-- Begin DATA SECTION --

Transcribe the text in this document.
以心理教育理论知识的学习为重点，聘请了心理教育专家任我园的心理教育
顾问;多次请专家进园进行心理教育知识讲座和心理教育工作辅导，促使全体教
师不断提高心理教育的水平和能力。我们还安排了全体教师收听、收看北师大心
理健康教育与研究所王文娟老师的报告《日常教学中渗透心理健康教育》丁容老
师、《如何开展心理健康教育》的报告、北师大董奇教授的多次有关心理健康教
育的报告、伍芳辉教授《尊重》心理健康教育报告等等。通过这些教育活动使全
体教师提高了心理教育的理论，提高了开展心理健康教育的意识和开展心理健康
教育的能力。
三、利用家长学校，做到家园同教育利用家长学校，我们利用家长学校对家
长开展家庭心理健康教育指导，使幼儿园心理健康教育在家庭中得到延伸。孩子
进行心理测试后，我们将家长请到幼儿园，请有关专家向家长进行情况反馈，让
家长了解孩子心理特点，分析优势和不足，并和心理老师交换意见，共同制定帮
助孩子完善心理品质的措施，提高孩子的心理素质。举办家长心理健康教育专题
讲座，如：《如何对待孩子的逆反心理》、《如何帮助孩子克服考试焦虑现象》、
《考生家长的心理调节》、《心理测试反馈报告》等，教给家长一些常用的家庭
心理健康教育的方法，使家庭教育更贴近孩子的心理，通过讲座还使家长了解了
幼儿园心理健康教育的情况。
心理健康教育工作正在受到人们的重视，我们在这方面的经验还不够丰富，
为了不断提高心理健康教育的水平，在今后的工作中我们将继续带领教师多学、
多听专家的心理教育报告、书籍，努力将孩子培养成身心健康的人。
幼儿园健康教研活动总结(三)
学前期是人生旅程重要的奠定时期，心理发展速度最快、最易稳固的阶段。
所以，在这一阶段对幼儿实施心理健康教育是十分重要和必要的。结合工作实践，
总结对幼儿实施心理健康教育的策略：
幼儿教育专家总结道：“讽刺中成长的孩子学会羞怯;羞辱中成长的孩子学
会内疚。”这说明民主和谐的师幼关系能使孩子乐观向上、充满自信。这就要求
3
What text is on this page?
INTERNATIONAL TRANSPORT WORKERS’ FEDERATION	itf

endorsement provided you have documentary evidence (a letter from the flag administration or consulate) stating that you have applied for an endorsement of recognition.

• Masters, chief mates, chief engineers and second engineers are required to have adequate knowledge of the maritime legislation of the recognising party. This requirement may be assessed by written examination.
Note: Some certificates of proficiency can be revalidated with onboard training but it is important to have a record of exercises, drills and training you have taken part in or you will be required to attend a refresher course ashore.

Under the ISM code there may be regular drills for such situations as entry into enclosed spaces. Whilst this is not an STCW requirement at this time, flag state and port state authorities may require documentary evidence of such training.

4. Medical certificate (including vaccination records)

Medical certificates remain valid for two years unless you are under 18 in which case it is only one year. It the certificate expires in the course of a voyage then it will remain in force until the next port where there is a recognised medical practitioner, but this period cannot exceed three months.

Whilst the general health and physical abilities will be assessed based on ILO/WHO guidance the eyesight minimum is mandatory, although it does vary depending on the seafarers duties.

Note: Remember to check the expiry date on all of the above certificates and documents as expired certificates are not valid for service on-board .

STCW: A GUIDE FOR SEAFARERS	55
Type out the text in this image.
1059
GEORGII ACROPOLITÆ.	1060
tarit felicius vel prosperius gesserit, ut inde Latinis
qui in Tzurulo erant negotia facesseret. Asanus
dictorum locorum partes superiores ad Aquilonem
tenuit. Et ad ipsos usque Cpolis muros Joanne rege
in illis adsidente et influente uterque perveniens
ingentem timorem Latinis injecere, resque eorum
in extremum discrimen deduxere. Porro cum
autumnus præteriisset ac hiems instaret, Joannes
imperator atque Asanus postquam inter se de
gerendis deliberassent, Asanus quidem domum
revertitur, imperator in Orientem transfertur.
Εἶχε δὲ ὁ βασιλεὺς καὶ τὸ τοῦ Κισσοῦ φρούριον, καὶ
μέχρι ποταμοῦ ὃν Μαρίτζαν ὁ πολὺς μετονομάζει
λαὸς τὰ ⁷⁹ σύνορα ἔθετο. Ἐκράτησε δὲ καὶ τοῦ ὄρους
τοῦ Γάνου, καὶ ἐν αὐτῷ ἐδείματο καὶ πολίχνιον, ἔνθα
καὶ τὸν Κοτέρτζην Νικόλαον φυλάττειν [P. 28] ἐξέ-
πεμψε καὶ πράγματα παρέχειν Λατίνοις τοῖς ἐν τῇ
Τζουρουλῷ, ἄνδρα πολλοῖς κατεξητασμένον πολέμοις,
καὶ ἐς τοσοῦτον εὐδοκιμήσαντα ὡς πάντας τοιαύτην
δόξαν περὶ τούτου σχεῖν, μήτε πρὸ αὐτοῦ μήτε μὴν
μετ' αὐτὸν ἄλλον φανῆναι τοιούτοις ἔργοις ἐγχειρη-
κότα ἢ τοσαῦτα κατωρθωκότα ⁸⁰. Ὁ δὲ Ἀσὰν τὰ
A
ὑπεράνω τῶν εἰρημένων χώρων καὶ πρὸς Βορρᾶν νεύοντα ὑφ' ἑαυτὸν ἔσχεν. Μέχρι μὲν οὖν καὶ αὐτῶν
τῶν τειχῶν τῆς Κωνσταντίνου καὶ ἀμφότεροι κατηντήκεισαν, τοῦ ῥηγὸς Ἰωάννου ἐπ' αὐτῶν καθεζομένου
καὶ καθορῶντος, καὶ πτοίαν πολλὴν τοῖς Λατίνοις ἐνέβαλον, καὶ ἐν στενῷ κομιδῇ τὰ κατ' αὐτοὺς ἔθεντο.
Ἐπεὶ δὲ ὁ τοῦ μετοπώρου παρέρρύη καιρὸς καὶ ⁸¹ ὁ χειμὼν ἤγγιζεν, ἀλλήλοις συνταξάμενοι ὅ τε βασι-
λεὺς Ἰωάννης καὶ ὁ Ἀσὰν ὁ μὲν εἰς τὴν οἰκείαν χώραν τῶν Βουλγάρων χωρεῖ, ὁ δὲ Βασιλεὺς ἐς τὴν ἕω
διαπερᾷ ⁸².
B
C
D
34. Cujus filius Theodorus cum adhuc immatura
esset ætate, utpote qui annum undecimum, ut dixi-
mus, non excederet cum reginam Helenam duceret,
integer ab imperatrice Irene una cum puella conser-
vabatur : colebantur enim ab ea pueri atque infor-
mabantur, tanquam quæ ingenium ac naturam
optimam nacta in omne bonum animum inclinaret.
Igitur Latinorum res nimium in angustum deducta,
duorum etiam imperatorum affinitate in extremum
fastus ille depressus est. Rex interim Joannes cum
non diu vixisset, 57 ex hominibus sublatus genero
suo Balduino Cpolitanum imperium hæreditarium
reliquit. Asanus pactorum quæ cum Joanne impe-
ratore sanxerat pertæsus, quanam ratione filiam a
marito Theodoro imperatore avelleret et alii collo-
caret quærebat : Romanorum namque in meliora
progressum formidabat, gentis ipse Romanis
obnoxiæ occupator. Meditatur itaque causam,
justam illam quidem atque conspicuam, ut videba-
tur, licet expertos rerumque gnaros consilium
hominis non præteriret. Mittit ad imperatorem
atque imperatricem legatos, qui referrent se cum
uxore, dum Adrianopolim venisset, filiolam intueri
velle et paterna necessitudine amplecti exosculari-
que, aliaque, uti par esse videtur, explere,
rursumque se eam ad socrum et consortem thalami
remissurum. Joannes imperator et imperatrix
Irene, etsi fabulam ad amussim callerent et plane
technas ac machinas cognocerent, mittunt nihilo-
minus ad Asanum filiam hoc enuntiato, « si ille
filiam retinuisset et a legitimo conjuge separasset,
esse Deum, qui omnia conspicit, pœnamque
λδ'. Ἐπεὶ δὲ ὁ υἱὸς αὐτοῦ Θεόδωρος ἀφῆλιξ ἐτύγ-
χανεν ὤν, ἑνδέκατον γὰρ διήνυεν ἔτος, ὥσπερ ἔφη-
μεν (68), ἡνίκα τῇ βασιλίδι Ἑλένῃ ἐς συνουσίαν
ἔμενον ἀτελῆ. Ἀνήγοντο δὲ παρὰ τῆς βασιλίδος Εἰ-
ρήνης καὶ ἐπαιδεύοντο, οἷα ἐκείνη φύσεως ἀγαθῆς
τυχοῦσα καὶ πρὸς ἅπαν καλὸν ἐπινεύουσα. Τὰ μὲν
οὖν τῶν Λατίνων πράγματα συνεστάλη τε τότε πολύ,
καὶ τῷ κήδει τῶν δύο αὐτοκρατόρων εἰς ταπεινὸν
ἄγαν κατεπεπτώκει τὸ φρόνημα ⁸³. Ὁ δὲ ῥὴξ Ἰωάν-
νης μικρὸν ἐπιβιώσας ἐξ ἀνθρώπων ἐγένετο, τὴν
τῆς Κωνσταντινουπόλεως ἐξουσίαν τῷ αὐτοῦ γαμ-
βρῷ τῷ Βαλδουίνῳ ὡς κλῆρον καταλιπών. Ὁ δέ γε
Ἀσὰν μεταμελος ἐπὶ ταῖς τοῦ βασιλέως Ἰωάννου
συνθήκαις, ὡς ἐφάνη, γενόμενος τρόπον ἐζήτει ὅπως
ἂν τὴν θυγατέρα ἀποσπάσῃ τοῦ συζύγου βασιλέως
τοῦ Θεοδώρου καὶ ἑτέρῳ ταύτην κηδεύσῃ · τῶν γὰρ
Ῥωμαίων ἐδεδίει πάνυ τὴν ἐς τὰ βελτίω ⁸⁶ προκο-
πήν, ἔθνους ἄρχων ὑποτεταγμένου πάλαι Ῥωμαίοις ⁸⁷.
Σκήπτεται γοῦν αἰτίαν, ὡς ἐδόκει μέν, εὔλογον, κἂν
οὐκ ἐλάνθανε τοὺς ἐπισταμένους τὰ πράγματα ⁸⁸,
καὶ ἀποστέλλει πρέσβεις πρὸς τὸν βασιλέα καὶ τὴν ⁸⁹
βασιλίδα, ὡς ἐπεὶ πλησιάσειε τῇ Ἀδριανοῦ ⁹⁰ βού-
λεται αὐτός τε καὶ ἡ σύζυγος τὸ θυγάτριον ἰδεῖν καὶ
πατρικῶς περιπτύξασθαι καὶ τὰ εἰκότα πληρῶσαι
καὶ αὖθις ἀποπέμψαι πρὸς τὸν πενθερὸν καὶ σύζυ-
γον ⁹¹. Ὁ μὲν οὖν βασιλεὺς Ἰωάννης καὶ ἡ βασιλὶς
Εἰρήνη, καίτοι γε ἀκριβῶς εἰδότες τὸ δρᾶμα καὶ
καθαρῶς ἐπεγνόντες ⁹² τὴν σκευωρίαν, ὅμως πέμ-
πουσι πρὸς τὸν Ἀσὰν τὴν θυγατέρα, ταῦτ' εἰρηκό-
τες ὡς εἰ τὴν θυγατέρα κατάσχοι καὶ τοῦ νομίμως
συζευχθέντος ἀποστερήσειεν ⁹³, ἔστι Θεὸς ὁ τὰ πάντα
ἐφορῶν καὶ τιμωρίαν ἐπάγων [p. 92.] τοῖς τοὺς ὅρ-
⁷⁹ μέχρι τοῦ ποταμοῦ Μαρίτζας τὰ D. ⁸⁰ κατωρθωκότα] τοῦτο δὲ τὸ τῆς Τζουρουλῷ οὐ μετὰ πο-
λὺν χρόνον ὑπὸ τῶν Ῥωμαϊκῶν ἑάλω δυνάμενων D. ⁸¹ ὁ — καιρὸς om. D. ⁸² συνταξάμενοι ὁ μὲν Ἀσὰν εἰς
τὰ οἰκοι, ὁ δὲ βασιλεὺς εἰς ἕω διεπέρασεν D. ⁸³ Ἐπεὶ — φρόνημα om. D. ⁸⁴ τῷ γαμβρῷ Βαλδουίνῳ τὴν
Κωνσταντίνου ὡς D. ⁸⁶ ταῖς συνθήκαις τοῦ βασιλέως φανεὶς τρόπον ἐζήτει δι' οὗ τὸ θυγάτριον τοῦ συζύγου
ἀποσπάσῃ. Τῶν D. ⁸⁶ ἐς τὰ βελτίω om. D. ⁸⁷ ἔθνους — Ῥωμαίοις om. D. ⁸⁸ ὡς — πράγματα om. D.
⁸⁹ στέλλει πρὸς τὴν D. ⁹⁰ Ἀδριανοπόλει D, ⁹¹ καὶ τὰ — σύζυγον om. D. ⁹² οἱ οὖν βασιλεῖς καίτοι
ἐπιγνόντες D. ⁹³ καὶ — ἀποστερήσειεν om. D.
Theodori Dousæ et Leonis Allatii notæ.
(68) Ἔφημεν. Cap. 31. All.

-- End DATA SECTION --

• **EXERCISE TASK**
Extract lines where the string "quidem" occurs.

• **COMPLETE RESPONSE**
gerendis deliberassent, Asanus quidem domum
justam illam quidem atque conspicuam, ut videba-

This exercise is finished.